— START DATA ROWS —

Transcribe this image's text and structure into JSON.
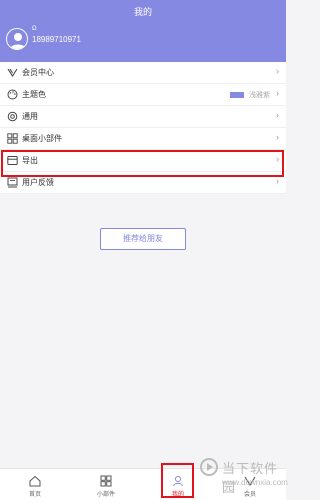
{
  "header": {
    "title": "我的"
  },
  "profile": {
    "vip_mark": "Ω",
    "phone": "18989710971"
  },
  "menu": [
    {
      "label": "会员中心",
      "icon": "vip-icon"
    },
    {
      "label": "主题色",
      "icon": "palette-icon",
      "value": "浅雅紫",
      "swatch": "#8689e1"
    },
    {
      "label": "通用",
      "icon": "settings-icon"
    },
    {
      "label": "桌面小部件",
      "icon": "widget-icon"
    },
    {
      "label": "导出",
      "icon": "export-icon"
    },
    {
      "label": "用户反馈",
      "icon": "feedback-icon"
    }
  ],
  "recommend_button": "推荐给朋友",
  "tabs": [
    {
      "label": "首页",
      "icon": "home-icon"
    },
    {
      "label": "小部件",
      "icon": "widget-icon"
    },
    {
      "label": "我的",
      "icon": "user-icon",
      "active": true
    },
    {
      "label": "会员",
      "icon": "vip-icon"
    }
  ],
  "watermark": {
    "name": "当下软件园",
    "url": "www.downxia.com"
  },
  "colors": {
    "accent": "#8689e1",
    "highlight": "#e0151a"
  }
}
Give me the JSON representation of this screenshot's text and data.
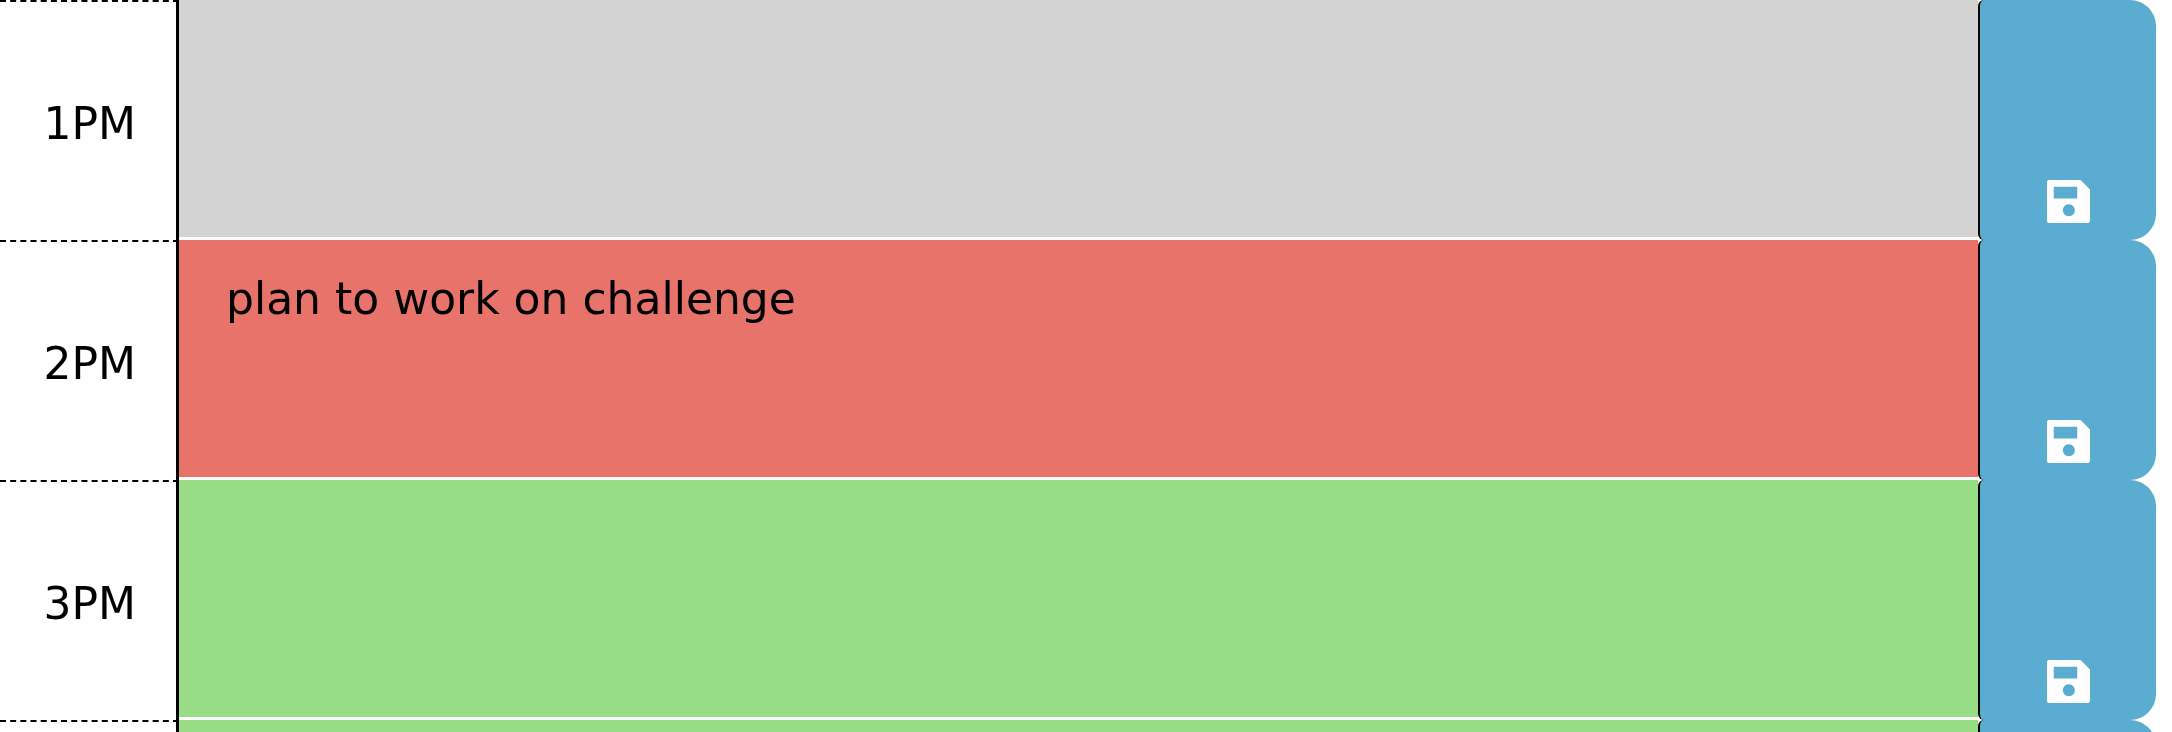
{
  "rows": [
    {
      "hour": "1PM",
      "kind": "past"
    },
    {
      "hour": "2PM",
      "kind": "present",
      "text": "plan to work on challenge"
    },
    {
      "hour": "3PM",
      "kind": "future"
    },
    {
      "kind": "future"
    }
  ]
}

— END DATA ROWS —

GIVEN TASK. In the entries above, count each line holding "JSON" and report the total and nothing more.

EXERCISE RESPONSE. 2